WRITTEN PROBLEM.
In the data below, locate each line with the word "Promosi" and list it.

RECORD LIST.
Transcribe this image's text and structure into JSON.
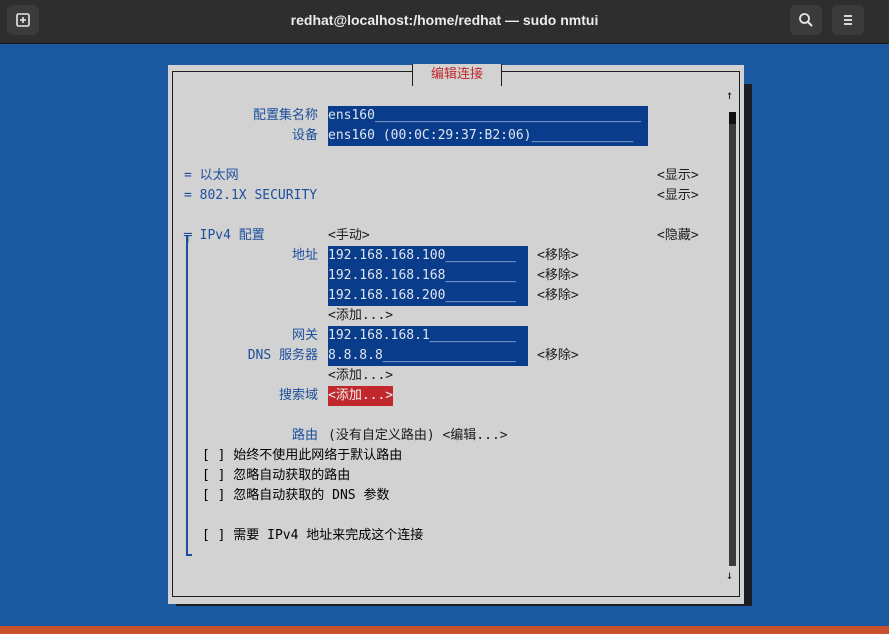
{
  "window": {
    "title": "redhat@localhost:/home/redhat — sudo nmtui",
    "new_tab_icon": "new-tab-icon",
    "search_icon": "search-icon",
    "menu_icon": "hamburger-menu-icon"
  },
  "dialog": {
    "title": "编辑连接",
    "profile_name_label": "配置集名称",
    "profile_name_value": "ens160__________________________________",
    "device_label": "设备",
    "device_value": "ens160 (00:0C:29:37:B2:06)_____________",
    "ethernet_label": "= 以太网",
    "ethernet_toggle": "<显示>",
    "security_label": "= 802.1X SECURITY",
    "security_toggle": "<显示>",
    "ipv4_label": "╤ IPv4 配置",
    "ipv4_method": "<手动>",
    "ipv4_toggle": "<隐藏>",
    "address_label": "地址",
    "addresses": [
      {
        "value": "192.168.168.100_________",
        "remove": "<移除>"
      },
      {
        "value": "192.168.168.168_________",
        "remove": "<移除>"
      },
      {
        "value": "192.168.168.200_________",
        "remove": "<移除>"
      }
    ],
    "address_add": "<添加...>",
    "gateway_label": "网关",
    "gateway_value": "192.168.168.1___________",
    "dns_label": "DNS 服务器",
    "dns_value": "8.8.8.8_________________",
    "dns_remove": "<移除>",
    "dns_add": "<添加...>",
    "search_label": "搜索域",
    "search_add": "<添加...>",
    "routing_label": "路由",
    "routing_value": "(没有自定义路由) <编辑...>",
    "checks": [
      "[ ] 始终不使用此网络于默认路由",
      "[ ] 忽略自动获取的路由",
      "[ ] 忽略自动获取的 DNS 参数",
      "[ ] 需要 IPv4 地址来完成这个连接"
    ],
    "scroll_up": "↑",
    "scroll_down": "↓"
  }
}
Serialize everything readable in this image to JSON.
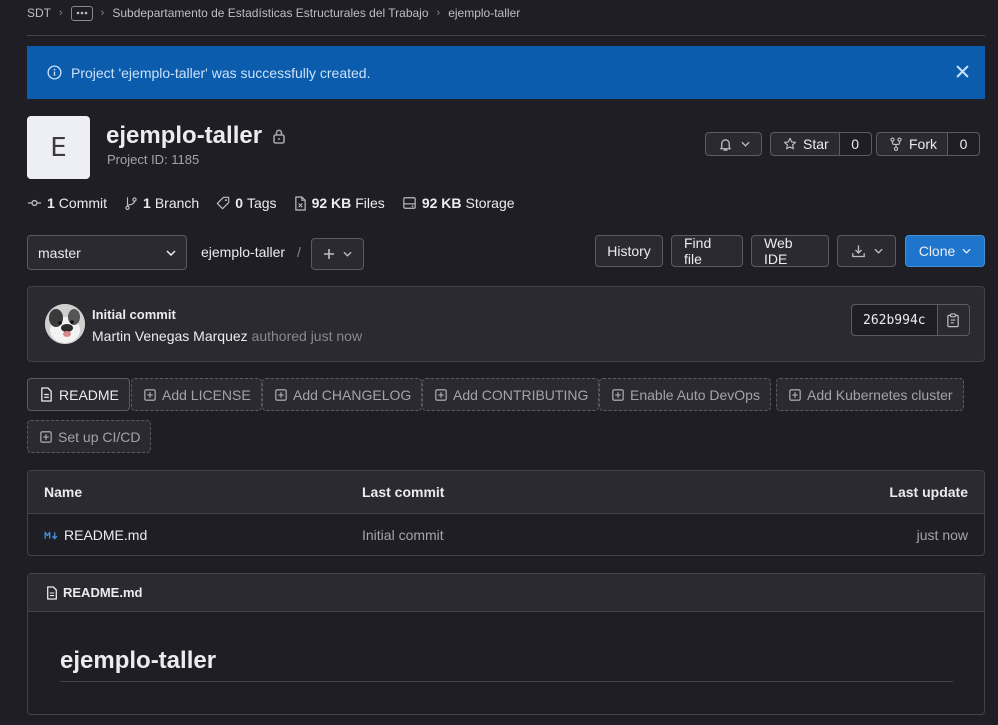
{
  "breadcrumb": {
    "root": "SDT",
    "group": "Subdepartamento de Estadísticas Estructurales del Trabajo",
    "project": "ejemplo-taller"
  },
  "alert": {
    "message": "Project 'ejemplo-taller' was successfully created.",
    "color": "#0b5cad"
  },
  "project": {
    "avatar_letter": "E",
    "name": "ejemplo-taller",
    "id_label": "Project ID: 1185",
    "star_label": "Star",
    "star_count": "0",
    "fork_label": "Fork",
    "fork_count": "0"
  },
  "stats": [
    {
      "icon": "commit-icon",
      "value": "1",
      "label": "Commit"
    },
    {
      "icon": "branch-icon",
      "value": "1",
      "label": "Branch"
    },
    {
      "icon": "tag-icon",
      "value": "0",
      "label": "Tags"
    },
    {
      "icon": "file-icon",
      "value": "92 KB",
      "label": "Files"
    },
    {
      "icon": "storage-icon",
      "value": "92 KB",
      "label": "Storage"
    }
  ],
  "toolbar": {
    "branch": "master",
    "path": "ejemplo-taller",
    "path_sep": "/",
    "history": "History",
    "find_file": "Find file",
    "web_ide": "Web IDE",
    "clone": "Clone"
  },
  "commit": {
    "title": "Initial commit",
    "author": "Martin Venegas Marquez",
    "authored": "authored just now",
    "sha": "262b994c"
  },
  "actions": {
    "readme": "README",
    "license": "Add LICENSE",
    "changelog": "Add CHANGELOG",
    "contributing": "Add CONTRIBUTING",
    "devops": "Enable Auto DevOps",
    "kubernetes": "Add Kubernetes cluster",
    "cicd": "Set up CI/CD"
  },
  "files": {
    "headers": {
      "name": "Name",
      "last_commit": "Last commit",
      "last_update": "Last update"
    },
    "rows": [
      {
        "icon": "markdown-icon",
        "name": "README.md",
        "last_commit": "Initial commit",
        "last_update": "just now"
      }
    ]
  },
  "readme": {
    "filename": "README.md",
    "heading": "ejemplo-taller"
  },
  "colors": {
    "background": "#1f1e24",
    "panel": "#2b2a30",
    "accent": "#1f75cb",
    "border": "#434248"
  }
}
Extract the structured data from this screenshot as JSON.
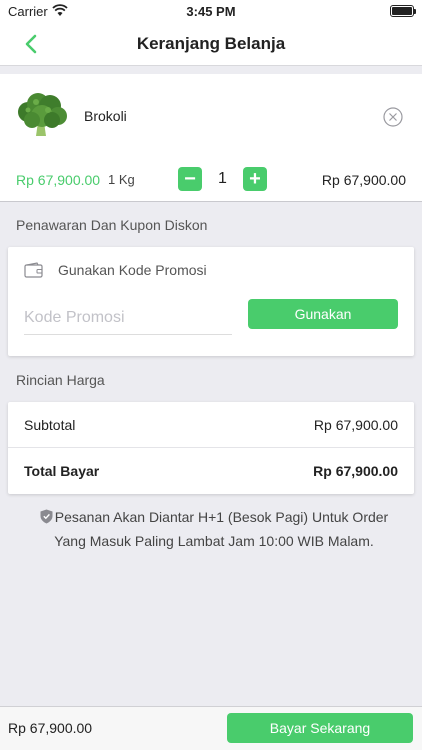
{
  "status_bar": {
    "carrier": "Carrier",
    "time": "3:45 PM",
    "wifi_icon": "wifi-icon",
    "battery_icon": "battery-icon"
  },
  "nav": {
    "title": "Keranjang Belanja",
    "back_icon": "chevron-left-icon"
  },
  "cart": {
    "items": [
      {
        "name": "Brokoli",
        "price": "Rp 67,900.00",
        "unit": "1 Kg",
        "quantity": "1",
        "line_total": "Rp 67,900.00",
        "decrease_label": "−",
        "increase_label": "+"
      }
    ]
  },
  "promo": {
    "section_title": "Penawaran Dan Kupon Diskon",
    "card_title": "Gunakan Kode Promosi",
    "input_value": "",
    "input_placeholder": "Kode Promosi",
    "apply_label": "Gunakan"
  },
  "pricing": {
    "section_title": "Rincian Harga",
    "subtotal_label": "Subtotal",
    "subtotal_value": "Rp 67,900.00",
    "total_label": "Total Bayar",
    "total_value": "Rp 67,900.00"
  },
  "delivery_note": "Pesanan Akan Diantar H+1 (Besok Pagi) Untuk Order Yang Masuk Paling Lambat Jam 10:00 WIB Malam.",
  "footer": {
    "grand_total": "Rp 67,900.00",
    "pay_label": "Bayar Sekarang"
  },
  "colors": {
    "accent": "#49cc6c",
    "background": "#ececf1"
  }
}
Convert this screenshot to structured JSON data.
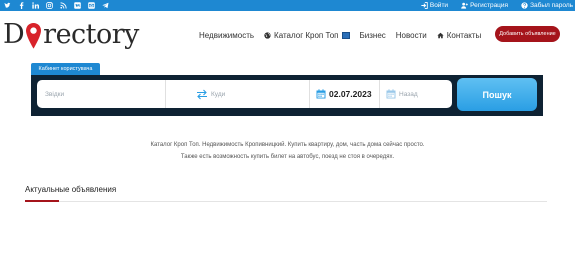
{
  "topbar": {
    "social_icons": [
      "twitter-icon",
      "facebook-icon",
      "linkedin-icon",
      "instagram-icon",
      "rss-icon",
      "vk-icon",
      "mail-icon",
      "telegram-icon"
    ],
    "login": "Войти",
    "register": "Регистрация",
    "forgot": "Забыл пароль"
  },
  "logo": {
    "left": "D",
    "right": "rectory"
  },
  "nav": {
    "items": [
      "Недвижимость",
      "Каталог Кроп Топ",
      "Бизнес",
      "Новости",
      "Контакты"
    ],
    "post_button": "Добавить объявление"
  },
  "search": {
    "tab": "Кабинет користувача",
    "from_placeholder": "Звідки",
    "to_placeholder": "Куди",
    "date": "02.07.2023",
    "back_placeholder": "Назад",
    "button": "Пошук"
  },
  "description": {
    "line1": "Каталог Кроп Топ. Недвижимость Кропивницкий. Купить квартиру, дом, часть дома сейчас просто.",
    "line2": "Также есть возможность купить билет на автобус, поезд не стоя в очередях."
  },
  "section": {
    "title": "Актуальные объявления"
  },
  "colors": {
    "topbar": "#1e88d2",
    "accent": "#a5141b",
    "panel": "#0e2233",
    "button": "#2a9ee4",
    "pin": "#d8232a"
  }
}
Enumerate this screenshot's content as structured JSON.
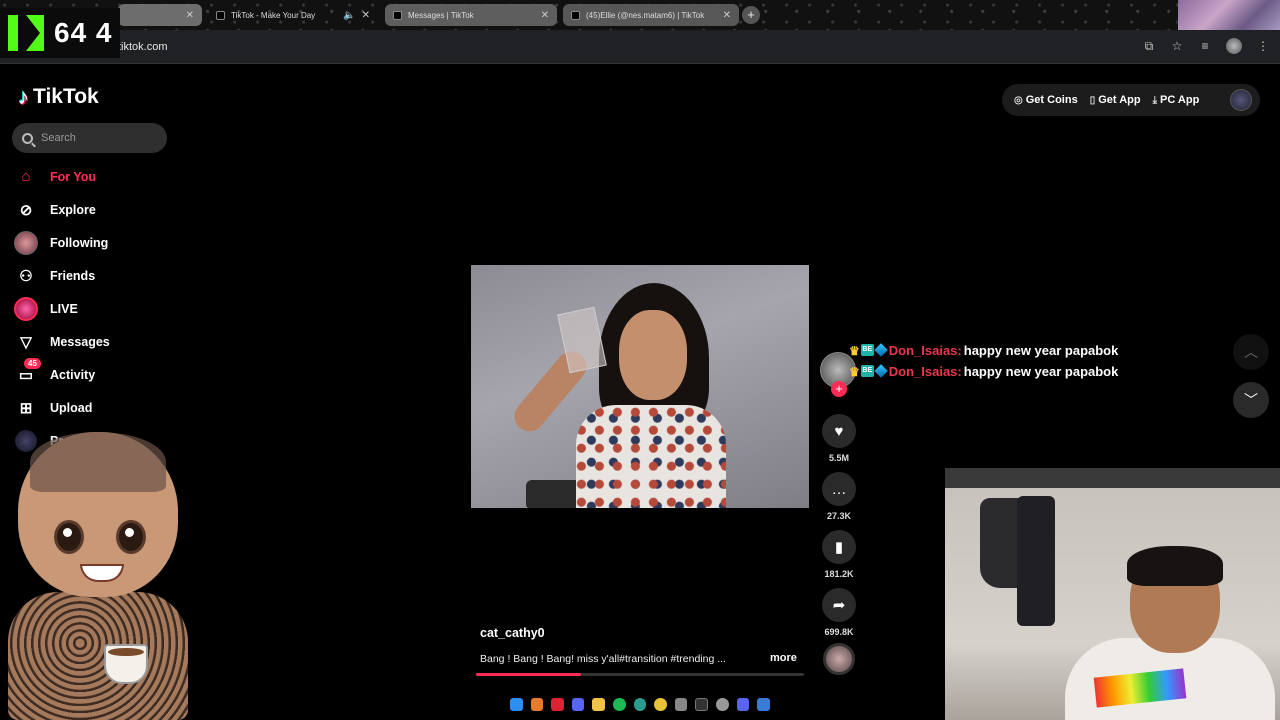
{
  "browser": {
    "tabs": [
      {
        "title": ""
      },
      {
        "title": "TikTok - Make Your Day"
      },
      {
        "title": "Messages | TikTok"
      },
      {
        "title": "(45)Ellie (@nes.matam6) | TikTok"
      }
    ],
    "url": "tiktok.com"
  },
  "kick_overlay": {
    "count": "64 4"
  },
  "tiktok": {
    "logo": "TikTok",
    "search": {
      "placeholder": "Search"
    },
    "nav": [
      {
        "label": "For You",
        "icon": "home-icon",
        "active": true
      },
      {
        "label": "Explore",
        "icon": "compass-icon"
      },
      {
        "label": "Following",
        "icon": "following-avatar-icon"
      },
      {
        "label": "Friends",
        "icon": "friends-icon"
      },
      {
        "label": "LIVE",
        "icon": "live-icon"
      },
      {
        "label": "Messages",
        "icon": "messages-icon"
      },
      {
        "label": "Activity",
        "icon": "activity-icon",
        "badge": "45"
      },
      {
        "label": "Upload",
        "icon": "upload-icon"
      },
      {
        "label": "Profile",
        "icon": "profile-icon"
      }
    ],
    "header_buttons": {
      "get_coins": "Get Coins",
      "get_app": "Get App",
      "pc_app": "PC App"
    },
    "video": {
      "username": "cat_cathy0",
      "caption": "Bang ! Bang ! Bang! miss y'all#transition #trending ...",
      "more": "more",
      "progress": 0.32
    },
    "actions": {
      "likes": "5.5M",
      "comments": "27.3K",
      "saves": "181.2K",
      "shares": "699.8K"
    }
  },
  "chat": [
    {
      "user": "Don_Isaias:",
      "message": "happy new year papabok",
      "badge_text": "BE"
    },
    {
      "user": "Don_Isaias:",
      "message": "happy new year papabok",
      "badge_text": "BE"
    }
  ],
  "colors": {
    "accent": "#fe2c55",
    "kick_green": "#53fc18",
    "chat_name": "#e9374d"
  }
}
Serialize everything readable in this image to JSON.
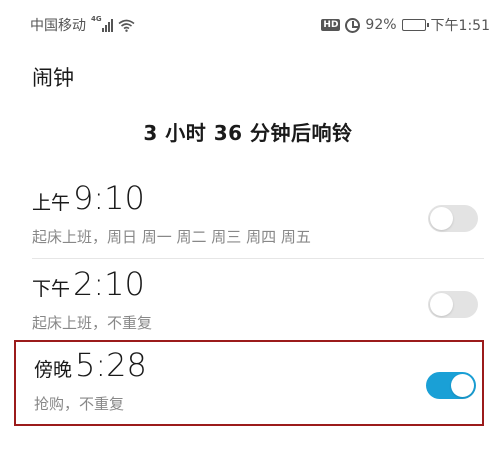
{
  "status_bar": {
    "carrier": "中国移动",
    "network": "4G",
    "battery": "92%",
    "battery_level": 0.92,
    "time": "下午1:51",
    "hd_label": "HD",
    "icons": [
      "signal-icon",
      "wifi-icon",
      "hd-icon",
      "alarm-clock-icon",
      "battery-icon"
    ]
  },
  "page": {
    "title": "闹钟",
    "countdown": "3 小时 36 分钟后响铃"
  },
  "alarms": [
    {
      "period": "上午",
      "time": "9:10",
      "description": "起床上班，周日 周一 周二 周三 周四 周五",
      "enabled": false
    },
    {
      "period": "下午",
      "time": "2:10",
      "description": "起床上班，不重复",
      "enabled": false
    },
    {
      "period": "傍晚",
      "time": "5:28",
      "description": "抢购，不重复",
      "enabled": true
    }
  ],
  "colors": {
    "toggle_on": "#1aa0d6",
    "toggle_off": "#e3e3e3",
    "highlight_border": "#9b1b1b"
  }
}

EXERCISE ANSWER.
    "card_title": "Gunakan Kode Promosi",
    "input_placeholder": "Kode Promosi",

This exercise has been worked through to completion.